» What to produce
Return every line of the material below unchanged, word for word.

(Data records)
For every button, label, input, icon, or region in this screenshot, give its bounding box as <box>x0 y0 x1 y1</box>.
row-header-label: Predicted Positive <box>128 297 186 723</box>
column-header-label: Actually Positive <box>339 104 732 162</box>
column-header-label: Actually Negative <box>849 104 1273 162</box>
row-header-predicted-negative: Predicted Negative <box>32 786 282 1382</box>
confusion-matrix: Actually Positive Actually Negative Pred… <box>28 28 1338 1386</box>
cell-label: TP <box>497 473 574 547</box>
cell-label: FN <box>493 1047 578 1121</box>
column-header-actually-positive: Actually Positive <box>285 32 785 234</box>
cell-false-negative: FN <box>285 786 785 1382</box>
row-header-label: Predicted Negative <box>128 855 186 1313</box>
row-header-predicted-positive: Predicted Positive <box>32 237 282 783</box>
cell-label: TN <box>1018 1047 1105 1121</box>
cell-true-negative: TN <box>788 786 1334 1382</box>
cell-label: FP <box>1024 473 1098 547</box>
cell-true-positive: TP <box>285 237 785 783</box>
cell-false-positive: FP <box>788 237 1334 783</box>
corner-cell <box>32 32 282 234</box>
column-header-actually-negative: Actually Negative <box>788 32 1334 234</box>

» Answer to the task
For every button, label, input, icon, or region in this screenshot, give its bounding box as <box>x0 y0 x1 y1</box>.
row-header-label: Predicted Positive <box>128 297 186 723</box>
column-header-label: Actually Positive <box>339 104 732 162</box>
column-header-label: Actually Negative <box>849 104 1273 162</box>
row-header-predicted-negative: Predicted Negative <box>32 786 282 1382</box>
confusion-matrix: Actually Positive Actually Negative Pred… <box>28 28 1338 1386</box>
cell-label: TP <box>497 473 574 547</box>
cell-label: FN <box>493 1047 578 1121</box>
column-header-actually-positive: Actually Positive <box>285 32 785 234</box>
cell-false-negative: FN <box>285 786 785 1382</box>
row-header-label: Predicted Negative <box>128 855 186 1313</box>
row-header-predicted-positive: Predicted Positive <box>32 237 282 783</box>
cell-label: TN <box>1018 1047 1105 1121</box>
cell-true-negative: TN <box>788 786 1334 1382</box>
cell-label: FP <box>1024 473 1098 547</box>
cell-true-positive: TP <box>285 237 785 783</box>
cell-false-positive: FP <box>788 237 1334 783</box>
corner-cell <box>32 32 282 234</box>
column-header-actually-negative: Actually Negative <box>788 32 1334 234</box>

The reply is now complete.